--- begin Dataset content ---

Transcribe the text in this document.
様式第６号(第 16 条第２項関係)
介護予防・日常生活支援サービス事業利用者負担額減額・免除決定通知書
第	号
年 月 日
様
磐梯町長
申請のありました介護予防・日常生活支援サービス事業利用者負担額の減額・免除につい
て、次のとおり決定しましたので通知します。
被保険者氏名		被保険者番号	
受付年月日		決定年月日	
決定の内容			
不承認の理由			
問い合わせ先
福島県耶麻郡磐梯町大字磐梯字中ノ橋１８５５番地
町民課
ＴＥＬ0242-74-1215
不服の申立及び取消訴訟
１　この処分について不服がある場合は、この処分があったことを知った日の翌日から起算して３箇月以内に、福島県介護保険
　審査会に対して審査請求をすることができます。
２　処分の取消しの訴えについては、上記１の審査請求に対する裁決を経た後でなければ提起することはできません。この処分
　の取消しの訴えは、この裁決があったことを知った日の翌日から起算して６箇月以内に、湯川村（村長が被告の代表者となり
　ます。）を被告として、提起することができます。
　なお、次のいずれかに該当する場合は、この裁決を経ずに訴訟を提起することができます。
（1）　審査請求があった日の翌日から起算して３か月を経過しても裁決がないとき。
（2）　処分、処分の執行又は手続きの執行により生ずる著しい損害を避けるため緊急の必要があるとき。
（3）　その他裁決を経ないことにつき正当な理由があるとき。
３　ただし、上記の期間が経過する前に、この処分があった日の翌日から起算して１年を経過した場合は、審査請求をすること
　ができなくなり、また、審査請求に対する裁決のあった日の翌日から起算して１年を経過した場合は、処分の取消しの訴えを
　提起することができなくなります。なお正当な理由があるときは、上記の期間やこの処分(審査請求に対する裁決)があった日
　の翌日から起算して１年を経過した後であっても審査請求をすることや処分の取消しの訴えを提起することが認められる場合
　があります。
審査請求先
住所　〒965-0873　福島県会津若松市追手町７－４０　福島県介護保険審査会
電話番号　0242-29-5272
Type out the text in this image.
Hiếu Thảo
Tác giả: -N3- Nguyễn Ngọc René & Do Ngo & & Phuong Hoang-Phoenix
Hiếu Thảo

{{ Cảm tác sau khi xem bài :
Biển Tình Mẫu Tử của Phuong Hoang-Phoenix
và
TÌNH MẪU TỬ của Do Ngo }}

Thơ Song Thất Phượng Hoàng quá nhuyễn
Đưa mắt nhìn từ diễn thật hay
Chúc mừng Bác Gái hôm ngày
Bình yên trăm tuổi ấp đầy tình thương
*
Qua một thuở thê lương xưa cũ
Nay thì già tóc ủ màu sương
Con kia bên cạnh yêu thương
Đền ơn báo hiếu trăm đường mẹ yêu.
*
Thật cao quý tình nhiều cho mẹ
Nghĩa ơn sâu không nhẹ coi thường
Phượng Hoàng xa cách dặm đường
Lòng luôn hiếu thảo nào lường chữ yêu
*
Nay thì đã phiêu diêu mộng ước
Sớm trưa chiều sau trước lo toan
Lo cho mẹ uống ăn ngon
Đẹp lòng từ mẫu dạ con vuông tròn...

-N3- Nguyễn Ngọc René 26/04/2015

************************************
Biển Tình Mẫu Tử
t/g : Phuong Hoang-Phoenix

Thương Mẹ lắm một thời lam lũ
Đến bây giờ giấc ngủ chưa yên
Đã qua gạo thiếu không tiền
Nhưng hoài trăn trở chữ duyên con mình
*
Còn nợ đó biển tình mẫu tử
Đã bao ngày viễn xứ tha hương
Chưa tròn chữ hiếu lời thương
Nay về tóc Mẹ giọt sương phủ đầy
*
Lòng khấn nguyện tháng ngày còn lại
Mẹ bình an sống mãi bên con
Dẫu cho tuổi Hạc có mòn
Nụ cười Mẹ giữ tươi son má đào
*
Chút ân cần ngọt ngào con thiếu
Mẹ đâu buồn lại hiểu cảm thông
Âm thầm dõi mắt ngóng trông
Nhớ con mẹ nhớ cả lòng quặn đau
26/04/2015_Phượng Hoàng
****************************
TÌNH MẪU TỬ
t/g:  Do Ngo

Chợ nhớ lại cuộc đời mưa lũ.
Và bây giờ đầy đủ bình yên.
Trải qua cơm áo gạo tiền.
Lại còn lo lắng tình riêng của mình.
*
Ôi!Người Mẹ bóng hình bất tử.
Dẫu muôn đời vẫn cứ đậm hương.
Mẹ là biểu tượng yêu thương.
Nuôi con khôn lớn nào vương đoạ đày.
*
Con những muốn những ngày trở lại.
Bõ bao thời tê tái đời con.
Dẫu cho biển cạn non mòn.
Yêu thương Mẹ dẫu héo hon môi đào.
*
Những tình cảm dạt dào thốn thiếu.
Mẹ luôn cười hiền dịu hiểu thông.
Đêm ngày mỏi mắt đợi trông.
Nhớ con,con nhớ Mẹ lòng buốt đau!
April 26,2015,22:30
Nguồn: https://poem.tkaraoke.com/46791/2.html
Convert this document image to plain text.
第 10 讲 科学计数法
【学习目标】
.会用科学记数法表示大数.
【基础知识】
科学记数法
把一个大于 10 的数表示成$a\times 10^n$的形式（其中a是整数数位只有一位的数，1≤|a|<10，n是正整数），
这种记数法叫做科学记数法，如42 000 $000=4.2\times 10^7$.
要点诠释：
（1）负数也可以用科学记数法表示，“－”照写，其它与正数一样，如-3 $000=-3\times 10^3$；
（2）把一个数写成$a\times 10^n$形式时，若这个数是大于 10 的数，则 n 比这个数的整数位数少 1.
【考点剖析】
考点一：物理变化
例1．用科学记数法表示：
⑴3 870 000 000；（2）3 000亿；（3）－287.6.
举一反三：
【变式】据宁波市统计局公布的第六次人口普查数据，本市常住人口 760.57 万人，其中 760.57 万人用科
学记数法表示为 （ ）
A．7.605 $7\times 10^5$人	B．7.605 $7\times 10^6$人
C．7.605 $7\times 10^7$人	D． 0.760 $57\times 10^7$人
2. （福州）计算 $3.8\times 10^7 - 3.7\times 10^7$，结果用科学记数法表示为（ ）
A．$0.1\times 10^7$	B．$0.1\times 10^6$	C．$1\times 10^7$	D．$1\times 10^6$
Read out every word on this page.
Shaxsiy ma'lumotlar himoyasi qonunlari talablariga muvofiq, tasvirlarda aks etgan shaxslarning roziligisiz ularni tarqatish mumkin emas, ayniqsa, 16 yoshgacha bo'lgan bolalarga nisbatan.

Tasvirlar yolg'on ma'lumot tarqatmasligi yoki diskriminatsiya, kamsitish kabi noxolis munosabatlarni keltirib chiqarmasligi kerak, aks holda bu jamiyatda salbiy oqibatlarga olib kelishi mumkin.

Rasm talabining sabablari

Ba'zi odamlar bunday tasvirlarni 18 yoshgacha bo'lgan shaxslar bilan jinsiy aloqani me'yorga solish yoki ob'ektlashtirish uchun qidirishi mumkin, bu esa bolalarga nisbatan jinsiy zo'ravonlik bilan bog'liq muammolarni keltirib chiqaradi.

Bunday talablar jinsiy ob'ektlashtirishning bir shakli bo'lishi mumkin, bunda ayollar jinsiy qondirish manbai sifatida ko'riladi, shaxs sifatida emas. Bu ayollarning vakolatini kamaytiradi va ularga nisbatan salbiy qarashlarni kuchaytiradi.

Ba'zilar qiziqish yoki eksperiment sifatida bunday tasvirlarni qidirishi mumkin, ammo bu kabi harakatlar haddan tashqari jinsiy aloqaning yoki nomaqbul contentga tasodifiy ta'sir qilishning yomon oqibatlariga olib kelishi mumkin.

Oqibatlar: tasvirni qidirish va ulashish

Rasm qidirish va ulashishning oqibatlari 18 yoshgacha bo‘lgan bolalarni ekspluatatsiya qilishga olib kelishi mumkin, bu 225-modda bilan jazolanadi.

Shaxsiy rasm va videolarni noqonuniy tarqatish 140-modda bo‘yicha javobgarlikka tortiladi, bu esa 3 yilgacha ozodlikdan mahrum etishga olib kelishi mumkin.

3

--- end Dataset content ---

> _Short problem_
Reproduce the records above exactly, starting with the line that contains "Convert this document image to plain text." and ending with the last line.

> _Answer to this problem_
Convert this document image to plain text.
第 10 讲 科学计数法
【学习目标】
.会用科学记数法表示大数.
【基础知识】
科学记数法
把一个大于 10 的数表示成$a\times 10^n$的形式（其中a是整数数位只有一位的数，1≤|a|<10，n是正整数），
这种记数法叫做科学记数法，如42 000 $000=4.2\times 10^7$.
要点诠释：
（1）负数也可以用科学记数法表示，“－”照写，其它与正数一样，如-3 $000=-3\times 10^3$；
（2）把一个数写成$a\times 10^n$形式时，若这个数是大于 10 的数，则 n 比这个数的整数位数少 1.
【考点剖析】
考点一：物理变化
例1．用科学记数法表示：
⑴3 870 000 000；（2）3 000亿；（3）－287.6.
举一反三：
【变式】据宁波市统计局公布的第六次人口普查数据，本市常住人口 760.57 万人，其中 760.57 万人用科
学记数法表示为 （ ）
A．7.605 $7\times 10^5$人	B．7.605 $7\times 10^6$人
C．7.605 $7\times 10^7$人	D． 0.760 $57\times 10^7$人
2. （福州）计算 $3.8\times 10^7 - 3.7\times 10^7$，结果用科学记数法表示为（ ）
A．$0.1\times 10^7$	B．$0.1\times 10^6$	C．$1\times 10^7$	D．$1\times 10^6$
Read out every word on this page.
Shaxsiy ma'lumotlar himoyasi qonunlari talablariga muvofiq, tasvirlarda aks etgan shaxslarning roziligisiz ularni tarqatish mumkin emas, ayniqsa, 16 yoshgacha bo'lgan bolalarga nisbatan.

Tasvirlar yolg'on ma'lumot tarqatmasligi yoki diskriminatsiya, kamsitish kabi noxolis munosabatlarni keltirib chiqarmasligi kerak, aks holda bu jamiyatda salbiy oqibatlarga olib kelishi mumkin.

Rasm talabining sabablari

Ba'zi odamlar bunday tasvirlarni 18 yoshgacha bo'lgan shaxslar bilan jinsiy aloqani me'yorga solish yoki ob'ektlashtirish uchun qidirishi mumkin, bu esa bolalarga nisbatan jinsiy zo'ravonlik bilan bog'liq muammolarni keltirib chiqaradi.

Bunday talablar jinsiy ob'ektlashtirishning bir shakli bo'lishi mumkin, bunda ayollar jinsiy qondirish manbai sifatida ko'riladi, shaxs sifatida emas. Bu ayollarning vakolatini kamaytiradi va ularga nisbatan salbiy qarashlarni kuchaytiradi.

Ba'zilar qiziqish yoki eksperiment sifatida bunday tasvirlarni qidirishi mumkin, ammo bu kabi harakatlar haddan tashqari jinsiy aloqaning yoki nomaqbul contentga tasodifiy ta'sir qilishning yomon oqibatlariga olib kelishi mumkin.

Oqibatlar: tasvirni qidirish va ulashish

Rasm qidirish va ulashishning oqibatlari 18 yoshgacha bo‘lgan bolalarni ekspluatatsiya qilishga olib kelishi mumkin, bu 225-modda bilan jazolanadi.

Shaxsiy rasm va videolarni noqonuniy tarqatish 140-modda bo‘yicha javobgarlikka tortiladi, bu esa 3 yilgacha ozodlikdan mahrum etishga olib kelishi mumkin.

3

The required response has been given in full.